- **SOURCE DATA**
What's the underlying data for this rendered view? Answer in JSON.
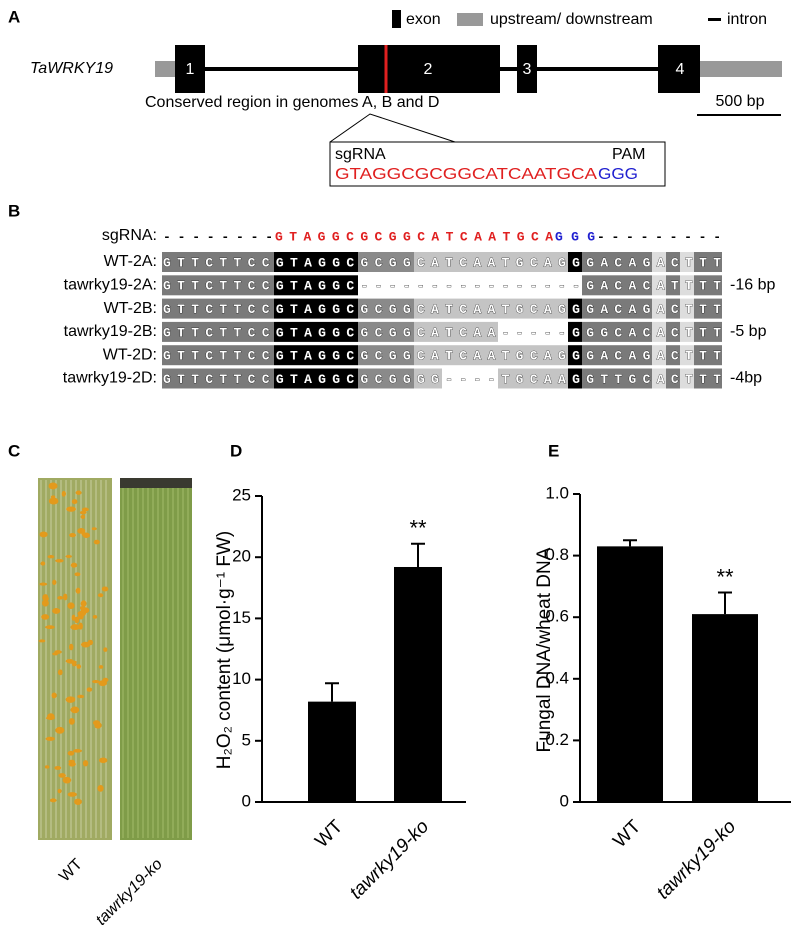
{
  "panel_a": {
    "label": "A",
    "gene": "TaWRKY19",
    "legend": [
      "exon",
      "upstream/ downstream",
      "intron"
    ],
    "exons": [
      "1",
      "2",
      "3",
      "4"
    ],
    "note": "Conserved region in genomes A, B and D",
    "scale": "500 bp",
    "box": {
      "sgrna": "sgRNA",
      "pam_label": "PAM",
      "guide": "GTAGGCGCGGCATCAATGCA",
      "pam": "GGG"
    }
  },
  "panel_b": {
    "label": "B",
    "sgrna_row": {
      "name": "sgRNA:",
      "left": "--------",
      "guide": "GTAGGCGCGGCATCAATGCA",
      "pam": "GGG",
      "right": "---------"
    },
    "rows": [
      {
        "name": "WT-2A:",
        "seq": "GTTCTTCCGTAGGCGCGGCATCAATGCAGGGACAGACTTT"
      },
      {
        "name": "tawrky19-2A:",
        "seq": "GTTCTTCCGTAGGC----------------GACACATTTT",
        "note": "-16 bp"
      },
      {
        "name": "WT-2B:",
        "seq": "GTTCTTCCGTAGGCGCGGCATCAATGCAGGGACAGACTTT"
      },
      {
        "name": "tawrky19-2B:",
        "seq": "GTTCTTCCGTAGGCGCGGCATCAA-----GGGCACACTTT",
        "note": "-5 bp"
      },
      {
        "name": "WT-2D:",
        "seq": "GTTCTTCCGTAGGCGCGGCATCAATGCAGGGACAGACTTT"
      },
      {
        "name": "tawrky19-2D:",
        "seq": "GTTCTTCCGTAGGCGCGGGG----TGCAAGGTTGCACTTT",
        "note": "-4bp"
      }
    ]
  },
  "panel_c": {
    "label": "C",
    "labels": [
      "WT",
      "tawrky19-ko"
    ]
  },
  "chart_data": [
    {
      "type": "bar",
      "label": "D",
      "ylabel": "H₂O₂ content (μmol·g⁻¹ FW)",
      "categories": [
        "WT",
        "tawrky19-ko"
      ],
      "values": [
        8.2,
        19.2
      ],
      "errors": [
        1.5,
        1.9
      ],
      "annotations": [
        null,
        "**"
      ],
      "color": "#000000",
      "ylim": [
        0,
        25
      ],
      "yticks": [
        0,
        5,
        10,
        15,
        20,
        25
      ]
    },
    {
      "type": "bar",
      "label": "E",
      "ylabel": "Fungal DNA/wheat DNA",
      "categories": [
        "WT",
        "tawrky19-ko"
      ],
      "values": [
        0.83,
        0.61
      ],
      "errors": [
        0.02,
        0.07
      ],
      "annotations": [
        null,
        "**"
      ],
      "color": "#000000",
      "ylim": [
        0,
        1
      ],
      "yticks": [
        0,
        0.2,
        0.4,
        0.6,
        0.8,
        {
          "value": 1,
          "label": "1.0"
        }
      ]
    }
  ]
}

- **TASK DIRECTIONS**
A faithful copy of all the data above, without its pictures, is the expected result.

- **ANSWER BOX**
What's the underlying data for this rendered view? Answer in JSON.
{
  "panel_a": {
    "label": "A",
    "gene": "TaWRKY19",
    "legend": [
      "exon",
      "upstream/ downstream",
      "intron"
    ],
    "exons": [
      "1",
      "2",
      "3",
      "4"
    ],
    "note": "Conserved region in genomes A, B and D",
    "scale": "500 bp",
    "box": {
      "sgrna": "sgRNA",
      "pam_label": "PAM",
      "guide": "GTAGGCGCGGCATCAATGCA",
      "pam": "GGG"
    }
  },
  "panel_b": {
    "label": "B",
    "sgrna_row": {
      "name": "sgRNA:",
      "left": "--------",
      "guide": "GTAGGCGCGGCATCAATGCA",
      "pam": "GGG",
      "right": "---------"
    },
    "rows": [
      {
        "name": "WT-2A:",
        "seq": "GTTCTTCCGTAGGCGCGGCATCAATGCAGGGACAGACTTT"
      },
      {
        "name": "tawrky19-2A:",
        "seq": "GTTCTTCCGTAGGC----------------GACACATTTT",
        "note": "-16 bp"
      },
      {
        "name": "WT-2B:",
        "seq": "GTTCTTCCGTAGGCGCGGCATCAATGCAGGGACAGACTTT"
      },
      {
        "name": "tawrky19-2B:",
        "seq": "GTTCTTCCGTAGGCGCGGCATCAA-----GGGCACACTTT",
        "note": "-5 bp"
      },
      {
        "name": "WT-2D:",
        "seq": "GTTCTTCCGTAGGCGCGGCATCAATGCAGGGACAGACTTT"
      },
      {
        "name": "tawrky19-2D:",
        "seq": "GTTCTTCCGTAGGCGCGGGG----TGCAAGGTTGCACTTT",
        "note": "-4bp"
      }
    ]
  },
  "panel_c": {
    "label": "C",
    "labels": [
      "WT",
      "tawrky19-ko"
    ]
  },
  "chart_data": [
    {
      "type": "bar",
      "label": "D",
      "ylabel": "H₂O₂ content (μmol·g⁻¹ FW)",
      "categories": [
        "WT",
        "tawrky19-ko"
      ],
      "values": [
        8.2,
        19.2
      ],
      "errors": [
        1.5,
        1.9
      ],
      "annotations": [
        null,
        "**"
      ],
      "color": "#000000",
      "ylim": [
        0,
        25
      ],
      "yticks": [
        0,
        5,
        10,
        15,
        20,
        25
      ]
    },
    {
      "type": "bar",
      "label": "E",
      "ylabel": "Fungal DNA/wheat DNA",
      "categories": [
        "WT",
        "tawrky19-ko"
      ],
      "values": [
        0.83,
        0.61
      ],
      "errors": [
        0.02,
        0.07
      ],
      "annotations": [
        null,
        "**"
      ],
      "color": "#000000",
      "ylim": [
        0,
        1
      ],
      "yticks": [
        0,
        0.2,
        0.4,
        0.6,
        0.8,
        {
          "value": 1,
          "label": "1.0"
        }
      ]
    }
  ]
}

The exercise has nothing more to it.